== Records for processing
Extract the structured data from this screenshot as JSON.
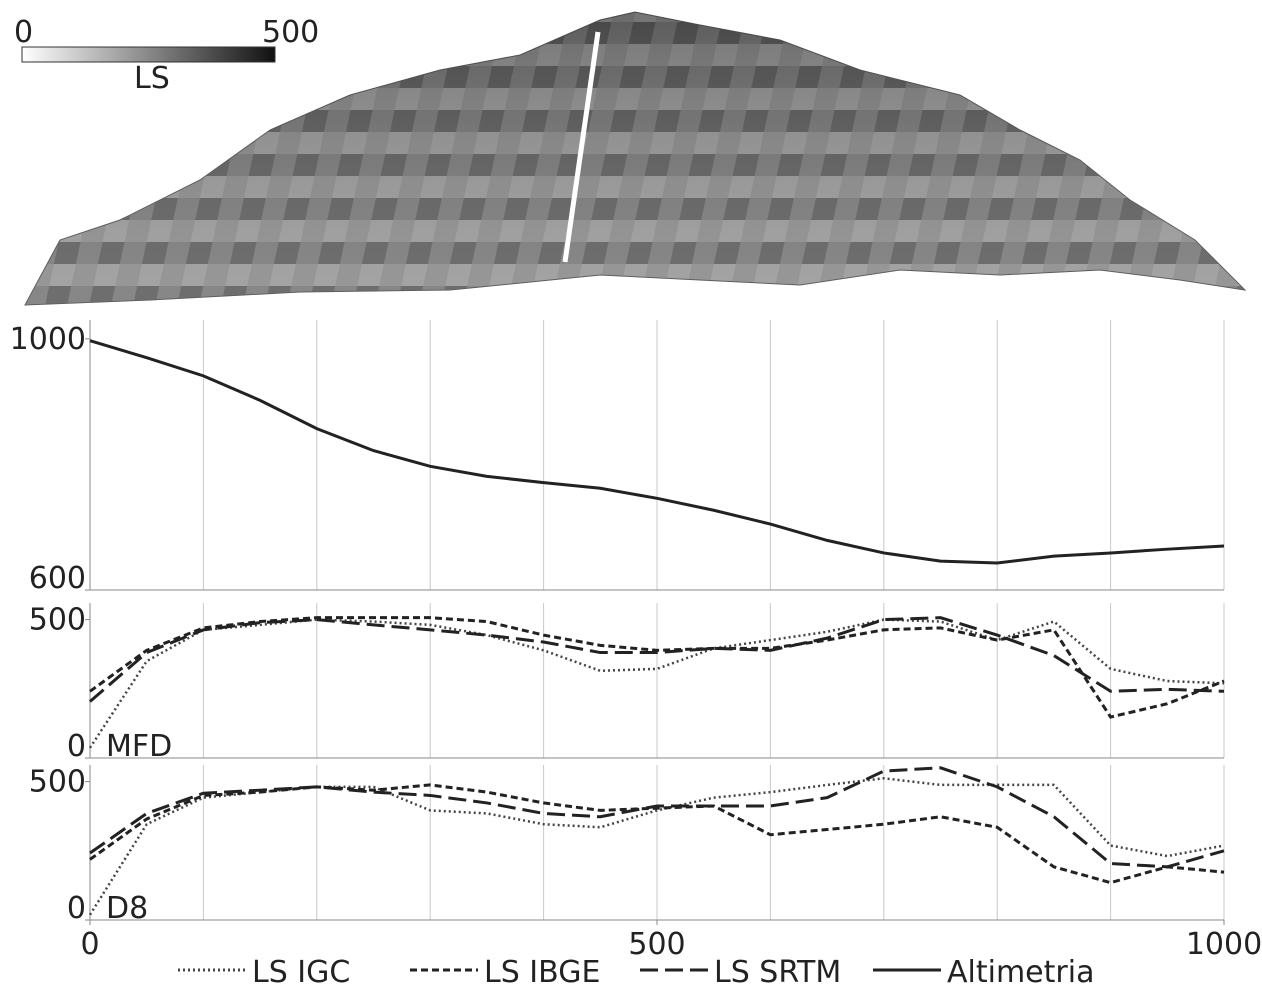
{
  "colorbar": {
    "min": 0,
    "max": 500,
    "label": "LS"
  },
  "chart_data": [
    {
      "type": "line",
      "x": [
        0,
        50,
        100,
        150,
        200,
        250,
        300,
        350,
        400,
        450,
        500,
        550,
        600,
        650,
        700,
        750,
        800,
        850,
        900,
        950,
        1000
      ],
      "xlim": [
        0,
        1000
      ],
      "xgrid": [
        100,
        200,
        300,
        400,
        500,
        600,
        700,
        800,
        900,
        1000
      ],
      "ylim": [
        600,
        1030
      ],
      "yticks": [
        600,
        1000
      ],
      "series": [
        {
          "name": "Altimetria",
          "color": "#222222",
          "dash": "solid",
          "values": [
            997,
            970,
            941,
            902,
            857,
            822,
            797,
            781,
            771,
            762,
            746,
            727,
            705,
            679,
            659,
            646,
            643,
            654,
            659,
            665,
            670
          ]
        }
      ]
    },
    {
      "type": "line",
      "annotation": "MFD",
      "x": [
        0,
        50,
        100,
        150,
        200,
        250,
        300,
        350,
        400,
        450,
        500,
        550,
        600,
        650,
        700,
        750,
        800,
        850,
        900,
        950,
        1000
      ],
      "xlim": [
        0,
        1000
      ],
      "xgrid": [
        100,
        200,
        300,
        400,
        500,
        600,
        700,
        800,
        900,
        1000
      ],
      "ylim": [
        0,
        560
      ],
      "yticks": [
        0,
        500
      ],
      "series": [
        {
          "name": "LS IGC",
          "color": "#444444",
          "dash": "dotted",
          "values": [
            37,
            350,
            463,
            481,
            500,
            493,
            481,
            444,
            389,
            315,
            322,
            396,
            426,
            456,
            500,
            493,
            426,
            493,
            322,
            278,
            270
          ]
        },
        {
          "name": "LS IBGE",
          "color": "#222222",
          "dash": "short-dash",
          "values": [
            241,
            389,
            470,
            493,
            507,
            507,
            507,
            493,
            444,
            407,
            389,
            396,
            396,
            426,
            463,
            470,
            426,
            463,
            148,
            196,
            278
          ]
        },
        {
          "name": "LS SRTM",
          "color": "#222222",
          "dash": "long-dash",
          "values": [
            204,
            381,
            463,
            489,
            500,
            481,
            463,
            444,
            419,
            381,
            381,
            396,
            389,
            433,
            500,
            507,
            444,
            370,
            241,
            248,
            241
          ]
        }
      ]
    },
    {
      "type": "line",
      "annotation": "D8",
      "x": [
        0,
        50,
        100,
        150,
        200,
        250,
        300,
        350,
        400,
        450,
        500,
        550,
        600,
        650,
        700,
        750,
        800,
        850,
        900,
        950,
        1000
      ],
      "xlim": [
        0,
        1000
      ],
      "xgrid": [
        100,
        200,
        300,
        400,
        500,
        600,
        700,
        800,
        900,
        1000
      ],
      "xticks": [
        0,
        500,
        1000
      ],
      "ylim": [
        0,
        560
      ],
      "yticks": [
        0,
        500
      ],
      "series": [
        {
          "color": "#444444",
          "dash": "dotted",
          "values": [
            19,
            346,
            442,
            462,
            481,
            481,
            396,
            385,
            346,
            335,
            396,
            442,
            462,
            488,
            512,
            488,
            488,
            488,
            269,
            231,
            269
          ]
        },
        {
          "color": "#222222",
          "dash": "short-dash",
          "values": [
            219,
            365,
            450,
            462,
            481,
            469,
            488,
            462,
            423,
            396,
            404,
            412,
            308,
            327,
            346,
            373,
            335,
            192,
            135,
            192,
            173
          ]
        },
        {
          "color": "#222222",
          "dash": "long-dash",
          "values": [
            242,
            385,
            458,
            469,
            481,
            462,
            450,
            423,
            385,
            373,
            412,
            412,
            412,
            442,
            538,
            550,
            481,
            373,
            204,
            192,
            250
          ]
        }
      ]
    }
  ]
}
====
**Task to carry out:** Your task is to copy the entries in full and exactly, without any images.

**Reply:**
Extract the structured data from this screenshot as JSON.
{
  "colorbar": {
    "min": 0,
    "max": 500,
    "label": "LS"
  },
  "chart_data": [
    {
      "type": "line",
      "x": [
        0,
        50,
        100,
        150,
        200,
        250,
        300,
        350,
        400,
        450,
        500,
        550,
        600,
        650,
        700,
        750,
        800,
        850,
        900,
        950,
        1000
      ],
      "xlim": [
        0,
        1000
      ],
      "xgrid": [
        100,
        200,
        300,
        400,
        500,
        600,
        700,
        800,
        900,
        1000
      ],
      "ylim": [
        600,
        1030
      ],
      "yticks": [
        600,
        1000
      ],
      "series": [
        {
          "name": "Altimetria",
          "color": "#222222",
          "dash": "solid",
          "values": [
            997,
            970,
            941,
            902,
            857,
            822,
            797,
            781,
            771,
            762,
            746,
            727,
            705,
            679,
            659,
            646,
            643,
            654,
            659,
            665,
            670
          ]
        }
      ]
    },
    {
      "type": "line",
      "annotation": "MFD",
      "x": [
        0,
        50,
        100,
        150,
        200,
        250,
        300,
        350,
        400,
        450,
        500,
        550,
        600,
        650,
        700,
        750,
        800,
        850,
        900,
        950,
        1000
      ],
      "xlim": [
        0,
        1000
      ],
      "xgrid": [
        100,
        200,
        300,
        400,
        500,
        600,
        700,
        800,
        900,
        1000
      ],
      "ylim": [
        0,
        560
      ],
      "yticks": [
        0,
        500
      ],
      "series": [
        {
          "name": "LS IGC",
          "color": "#444444",
          "dash": "dotted",
          "values": [
            37,
            350,
            463,
            481,
            500,
            493,
            481,
            444,
            389,
            315,
            322,
            396,
            426,
            456,
            500,
            493,
            426,
            493,
            322,
            278,
            270
          ]
        },
        {
          "name": "LS IBGE",
          "color": "#222222",
          "dash": "short-dash",
          "values": [
            241,
            389,
            470,
            493,
            507,
            507,
            507,
            493,
            444,
            407,
            389,
            396,
            396,
            426,
            463,
            470,
            426,
            463,
            148,
            196,
            278
          ]
        },
        {
          "name": "LS SRTM",
          "color": "#222222",
          "dash": "long-dash",
          "values": [
            204,
            381,
            463,
            489,
            500,
            481,
            463,
            444,
            419,
            381,
            381,
            396,
            389,
            433,
            500,
            507,
            444,
            370,
            241,
            248,
            241
          ]
        }
      ]
    },
    {
      "type": "line",
      "annotation": "D8",
      "x": [
        0,
        50,
        100,
        150,
        200,
        250,
        300,
        350,
        400,
        450,
        500,
        550,
        600,
        650,
        700,
        750,
        800,
        850,
        900,
        950,
        1000
      ],
      "xlim": [
        0,
        1000
      ],
      "xgrid": [
        100,
        200,
        300,
        400,
        500,
        600,
        700,
        800,
        900,
        1000
      ],
      "xticks": [
        0,
        500,
        1000
      ],
      "ylim": [
        0,
        560
      ],
      "yticks": [
        0,
        500
      ],
      "series": [
        {
          "color": "#444444",
          "dash": "dotted",
          "values": [
            19,
            346,
            442,
            462,
            481,
            481,
            396,
            385,
            346,
            335,
            396,
            442,
            462,
            488,
            512,
            488,
            488,
            488,
            269,
            231,
            269
          ]
        },
        {
          "color": "#222222",
          "dash": "short-dash",
          "values": [
            219,
            365,
            450,
            462,
            481,
            469,
            488,
            462,
            423,
            396,
            404,
            412,
            308,
            327,
            346,
            373,
            335,
            192,
            135,
            192,
            173
          ]
        },
        {
          "color": "#222222",
          "dash": "long-dash",
          "values": [
            242,
            385,
            458,
            469,
            481,
            462,
            450,
            423,
            385,
            373,
            412,
            412,
            412,
            442,
            538,
            550,
            481,
            373,
            204,
            192,
            250
          ]
        }
      ]
    }
  ]
}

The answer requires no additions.